— start —

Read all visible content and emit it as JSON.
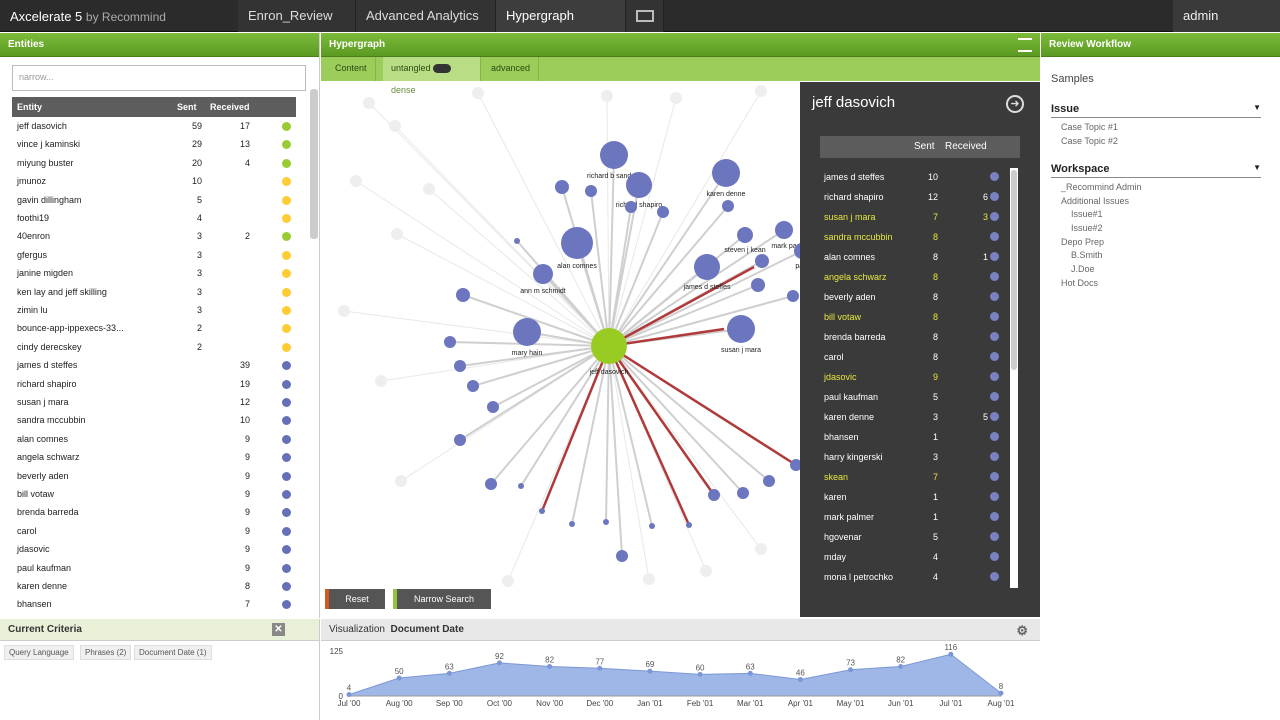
{
  "app": {
    "brand": "Axcelerate 5",
    "brand_by": "by Recommind",
    "user": "admin"
  },
  "tabs": [
    {
      "label": "Enron_Review"
    },
    {
      "label": "Advanced Analytics"
    },
    {
      "label": "Hypergraph"
    }
  ],
  "entities": {
    "title": "Entities",
    "search_placeholder": "narrow...",
    "headers": {
      "entity": "Entity",
      "sent": "Sent",
      "received": "Received"
    },
    "rows": [
      {
        "name": "jeff dasovich",
        "sent": "59",
        "received": "17",
        "color": "#99cc33"
      },
      {
        "name": "vince j kaminski",
        "sent": "29",
        "received": "13",
        "color": "#99cc33"
      },
      {
        "name": "miyung buster",
        "sent": "20",
        "received": "4",
        "color": "#99cc33"
      },
      {
        "name": "jmunoz",
        "sent": "10",
        "received": "",
        "color": "#ffcc33"
      },
      {
        "name": "gavin dillingham",
        "sent": "5",
        "received": "",
        "color": "#ffcc33"
      },
      {
        "name": "foothi19",
        "sent": "4",
        "received": "",
        "color": "#ffcc33"
      },
      {
        "name": "40enron",
        "sent": "3",
        "received": "2",
        "color": "#99cc33"
      },
      {
        "name": "gfergus",
        "sent": "3",
        "received": "",
        "color": "#ffcc33"
      },
      {
        "name": "janine migden",
        "sent": "3",
        "received": "",
        "color": "#ffcc33"
      },
      {
        "name": "ken lay and jeff skilling",
        "sent": "3",
        "received": "",
        "color": "#ffcc33"
      },
      {
        "name": "zimin lu",
        "sent": "3",
        "received": "",
        "color": "#ffcc33"
      },
      {
        "name": "bounce-app-ippexecs-33...",
        "sent": "2",
        "received": "",
        "color": "#ffcc33"
      },
      {
        "name": "cindy derecskey",
        "sent": "2",
        "received": "",
        "color": "#ffcc33"
      },
      {
        "name": "james d steffes",
        "sent": "",
        "received": "39",
        "color": "#6670b8"
      },
      {
        "name": "richard shapiro",
        "sent": "",
        "received": "19",
        "color": "#6670b8"
      },
      {
        "name": "susan j mara",
        "sent": "",
        "received": "12",
        "color": "#6670b8"
      },
      {
        "name": "sandra mccubbin",
        "sent": "",
        "received": "10",
        "color": "#6670b8"
      },
      {
        "name": "alan comnes",
        "sent": "",
        "received": "9",
        "color": "#6670b8"
      },
      {
        "name": "angela schwarz",
        "sent": "",
        "received": "9",
        "color": "#6670b8"
      },
      {
        "name": "beverly aden",
        "sent": "",
        "received": "9",
        "color": "#6670b8"
      },
      {
        "name": "bill votaw",
        "sent": "",
        "received": "9",
        "color": "#6670b8"
      },
      {
        "name": "brenda barreda",
        "sent": "",
        "received": "9",
        "color": "#6670b8"
      },
      {
        "name": "carol",
        "sent": "",
        "received": "9",
        "color": "#6670b8"
      },
      {
        "name": "jdasovic",
        "sent": "",
        "received": "9",
        "color": "#6670b8"
      },
      {
        "name": "paul kaufman",
        "sent": "",
        "received": "9",
        "color": "#6670b8"
      },
      {
        "name": "karen denne",
        "sent": "",
        "received": "8",
        "color": "#6670b8"
      },
      {
        "name": "bhansen",
        "sent": "",
        "received": "7",
        "color": "#6670b8"
      }
    ]
  },
  "hypergraph": {
    "title": "Hypergraph",
    "subtabs": {
      "content": "Content",
      "untangled": "untangled",
      "dense": "dense",
      "advanced": "advanced"
    },
    "buttons": {
      "reset": "Reset",
      "narrow": "Narrow Search"
    },
    "center_label": "jeff dasovich",
    "node_labels": [
      "richard b sanders",
      "richard shapiro",
      "karen denne",
      "steven j kean",
      "mark pa",
      "alan comnes",
      "ann m schmidt",
      "james d steffes",
      "mary hain",
      "susan j mara",
      "paul"
    ]
  },
  "detail": {
    "name": "jeff dasovich",
    "sent_label": "Sent",
    "received_label": "Received",
    "rows": [
      {
        "name": "james d steffes",
        "sent": "10",
        "received": "",
        "hl": false
      },
      {
        "name": "richard shapiro",
        "sent": "12",
        "received": "6",
        "hl": false
      },
      {
        "name": "susan j mara",
        "sent": "7",
        "received": "3",
        "hl": true
      },
      {
        "name": "sandra mccubbin",
        "sent": "8",
        "received": "",
        "hl": true
      },
      {
        "name": "alan comnes",
        "sent": "8",
        "received": "1",
        "hl": false
      },
      {
        "name": "angela schwarz",
        "sent": "8",
        "received": "",
        "hl": true
      },
      {
        "name": "beverly aden",
        "sent": "8",
        "received": "",
        "hl": false
      },
      {
        "name": "bill votaw",
        "sent": "8",
        "received": "",
        "hl": true
      },
      {
        "name": "brenda barreda",
        "sent": "8",
        "received": "",
        "hl": false
      },
      {
        "name": "carol",
        "sent": "8",
        "received": "",
        "hl": false
      },
      {
        "name": "jdasovic",
        "sent": "9",
        "received": "",
        "hl": true
      },
      {
        "name": "paul kaufman",
        "sent": "5",
        "received": "",
        "hl": false
      },
      {
        "name": "karen denne",
        "sent": "3",
        "received": "5",
        "hl": false
      },
      {
        "name": "bhansen",
        "sent": "1",
        "received": "",
        "hl": false
      },
      {
        "name": "harry kingerski",
        "sent": "3",
        "received": "",
        "hl": false
      },
      {
        "name": "skean",
        "sent": "7",
        "received": "",
        "hl": true
      },
      {
        "name": "karen",
        "sent": "1",
        "received": "",
        "hl": false
      },
      {
        "name": "mark palmer",
        "sent": "1",
        "received": "",
        "hl": false
      },
      {
        "name": "hgovenar",
        "sent": "5",
        "received": "",
        "hl": false
      },
      {
        "name": "mday",
        "sent": "4",
        "received": "",
        "hl": false
      },
      {
        "name": "mona l petrochko",
        "sent": "4",
        "received": "",
        "hl": false
      }
    ]
  },
  "review": {
    "title": "Review Workflow",
    "samples": "Samples",
    "issue": "Issue",
    "issue_items": [
      "Case Topic #1",
      "Case Topic #2"
    ],
    "workspace": "Workspace",
    "ws_items": [
      "_Recommind Admin",
      "Additional Issues",
      "Issue#1",
      "Issue#2",
      "Depo Prep",
      "B.Smith",
      "J.Doe",
      "Hot Docs"
    ]
  },
  "criteria": {
    "title": "Current Criteria",
    "pills": [
      "Query Language",
      "Phrases (2)",
      "Document Date (1)"
    ]
  },
  "viz": {
    "label": "Visualization",
    "sub": "Document Date"
  },
  "chart_data": {
    "type": "area",
    "x": [
      "Jul '00",
      "Aug '00",
      "Sep '00",
      "Oct '00",
      "Nov '00",
      "Dec '00",
      "Jan '01",
      "Feb '01",
      "Mar '01",
      "Apr '01",
      "May '01",
      "Jun '01",
      "Jul '01",
      "Aug '01"
    ],
    "values": [
      4,
      50,
      63,
      92,
      82,
      77,
      69,
      60,
      63,
      46,
      73,
      82,
      116,
      8
    ],
    "ymax_label": "125",
    "ymin_label": "0",
    "ylim": [
      0,
      125
    ],
    "color": "#9fb7e6"
  }
}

— end —

### Task directions
Quote every record above exactly, leaving out the pictures.

### Finished exercise
Read all visible content and emit it as JSON.
{
  "app": {
    "brand": "Axcelerate 5",
    "brand_by": "by Recommind",
    "user": "admin"
  },
  "tabs": [
    {
      "label": "Enron_Review"
    },
    {
      "label": "Advanced Analytics"
    },
    {
      "label": "Hypergraph"
    }
  ],
  "entities": {
    "title": "Entities",
    "search_placeholder": "narrow...",
    "headers": {
      "entity": "Entity",
      "sent": "Sent",
      "received": "Received"
    },
    "rows": [
      {
        "name": "jeff dasovich",
        "sent": "59",
        "received": "17",
        "color": "#99cc33"
      },
      {
        "name": "vince j kaminski",
        "sent": "29",
        "received": "13",
        "color": "#99cc33"
      },
      {
        "name": "miyung buster",
        "sent": "20",
        "received": "4",
        "color": "#99cc33"
      },
      {
        "name": "jmunoz",
        "sent": "10",
        "received": "",
        "color": "#ffcc33"
      },
      {
        "name": "gavin dillingham",
        "sent": "5",
        "received": "",
        "color": "#ffcc33"
      },
      {
        "name": "foothi19",
        "sent": "4",
        "received": "",
        "color": "#ffcc33"
      },
      {
        "name": "40enron",
        "sent": "3",
        "received": "2",
        "color": "#99cc33"
      },
      {
        "name": "gfergus",
        "sent": "3",
        "received": "",
        "color": "#ffcc33"
      },
      {
        "name": "janine migden",
        "sent": "3",
        "received": "",
        "color": "#ffcc33"
      },
      {
        "name": "ken lay and jeff skilling",
        "sent": "3",
        "received": "",
        "color": "#ffcc33"
      },
      {
        "name": "zimin lu",
        "sent": "3",
        "received": "",
        "color": "#ffcc33"
      },
      {
        "name": "bounce-app-ippexecs-33...",
        "sent": "2",
        "received": "",
        "color": "#ffcc33"
      },
      {
        "name": "cindy derecskey",
        "sent": "2",
        "received": "",
        "color": "#ffcc33"
      },
      {
        "name": "james d steffes",
        "sent": "",
        "received": "39",
        "color": "#6670b8"
      },
      {
        "name": "richard shapiro",
        "sent": "",
        "received": "19",
        "color": "#6670b8"
      },
      {
        "name": "susan j mara",
        "sent": "",
        "received": "12",
        "color": "#6670b8"
      },
      {
        "name": "sandra mccubbin",
        "sent": "",
        "received": "10",
        "color": "#6670b8"
      },
      {
        "name": "alan comnes",
        "sent": "",
        "received": "9",
        "color": "#6670b8"
      },
      {
        "name": "angela schwarz",
        "sent": "",
        "received": "9",
        "color": "#6670b8"
      },
      {
        "name": "beverly aden",
        "sent": "",
        "received": "9",
        "color": "#6670b8"
      },
      {
        "name": "bill votaw",
        "sent": "",
        "received": "9",
        "color": "#6670b8"
      },
      {
        "name": "brenda barreda",
        "sent": "",
        "received": "9",
        "color": "#6670b8"
      },
      {
        "name": "carol",
        "sent": "",
        "received": "9",
        "color": "#6670b8"
      },
      {
        "name": "jdasovic",
        "sent": "",
        "received": "9",
        "color": "#6670b8"
      },
      {
        "name": "paul kaufman",
        "sent": "",
        "received": "9",
        "color": "#6670b8"
      },
      {
        "name": "karen denne",
        "sent": "",
        "received": "8",
        "color": "#6670b8"
      },
      {
        "name": "bhansen",
        "sent": "",
        "received": "7",
        "color": "#6670b8"
      }
    ]
  },
  "hypergraph": {
    "title": "Hypergraph",
    "subtabs": {
      "content": "Content",
      "untangled": "untangled",
      "dense": "dense",
      "advanced": "advanced"
    },
    "buttons": {
      "reset": "Reset",
      "narrow": "Narrow Search"
    },
    "center_label": "jeff dasovich",
    "node_labels": [
      "richard b sanders",
      "richard shapiro",
      "karen denne",
      "steven j kean",
      "mark pa",
      "alan comnes",
      "ann m schmidt",
      "james d steffes",
      "mary hain",
      "susan j mara",
      "paul"
    ]
  },
  "detail": {
    "name": "jeff dasovich",
    "sent_label": "Sent",
    "received_label": "Received",
    "rows": [
      {
        "name": "james d steffes",
        "sent": "10",
        "received": "",
        "hl": false
      },
      {
        "name": "richard shapiro",
        "sent": "12",
        "received": "6",
        "hl": false
      },
      {
        "name": "susan j mara",
        "sent": "7",
        "received": "3",
        "hl": true
      },
      {
        "name": "sandra mccubbin",
        "sent": "8",
        "received": "",
        "hl": true
      },
      {
        "name": "alan comnes",
        "sent": "8",
        "received": "1",
        "hl": false
      },
      {
        "name": "angela schwarz",
        "sent": "8",
        "received": "",
        "hl": true
      },
      {
        "name": "beverly aden",
        "sent": "8",
        "received": "",
        "hl": false
      },
      {
        "name": "bill votaw",
        "sent": "8",
        "received": "",
        "hl": true
      },
      {
        "name": "brenda barreda",
        "sent": "8",
        "received": "",
        "hl": false
      },
      {
        "name": "carol",
        "sent": "8",
        "received": "",
        "hl": false
      },
      {
        "name": "jdasovic",
        "sent": "9",
        "received": "",
        "hl": true
      },
      {
        "name": "paul kaufman",
        "sent": "5",
        "received": "",
        "hl": false
      },
      {
        "name": "karen denne",
        "sent": "3",
        "received": "5",
        "hl": false
      },
      {
        "name": "bhansen",
        "sent": "1",
        "received": "",
        "hl": false
      },
      {
        "name": "harry kingerski",
        "sent": "3",
        "received": "",
        "hl": false
      },
      {
        "name": "skean",
        "sent": "7",
        "received": "",
        "hl": true
      },
      {
        "name": "karen",
        "sent": "1",
        "received": "",
        "hl": false
      },
      {
        "name": "mark palmer",
        "sent": "1",
        "received": "",
        "hl": false
      },
      {
        "name": "hgovenar",
        "sent": "5",
        "received": "",
        "hl": false
      },
      {
        "name": "mday",
        "sent": "4",
        "received": "",
        "hl": false
      },
      {
        "name": "mona l petrochko",
        "sent": "4",
        "received": "",
        "hl": false
      }
    ]
  },
  "review": {
    "title": "Review Workflow",
    "samples": "Samples",
    "issue": "Issue",
    "issue_items": [
      "Case Topic #1",
      "Case Topic #2"
    ],
    "workspace": "Workspace",
    "ws_items": [
      "_Recommind Admin",
      "Additional Issues",
      "Issue#1",
      "Issue#2",
      "Depo Prep",
      "B.Smith",
      "J.Doe",
      "Hot Docs"
    ]
  },
  "criteria": {
    "title": "Current Criteria",
    "pills": [
      "Query Language",
      "Phrases (2)",
      "Document Date (1)"
    ]
  },
  "viz": {
    "label": "Visualization",
    "sub": "Document Date"
  },
  "chart_data": {
    "type": "area",
    "x": [
      "Jul '00",
      "Aug '00",
      "Sep '00",
      "Oct '00",
      "Nov '00",
      "Dec '00",
      "Jan '01",
      "Feb '01",
      "Mar '01",
      "Apr '01",
      "May '01",
      "Jun '01",
      "Jul '01",
      "Aug '01"
    ],
    "values": [
      4,
      50,
      63,
      92,
      82,
      77,
      69,
      60,
      63,
      46,
      73,
      82,
      116,
      8
    ],
    "ymax_label": "125",
    "ymin_label": "0",
    "ylim": [
      0,
      125
    ],
    "color": "#9fb7e6"
  }
}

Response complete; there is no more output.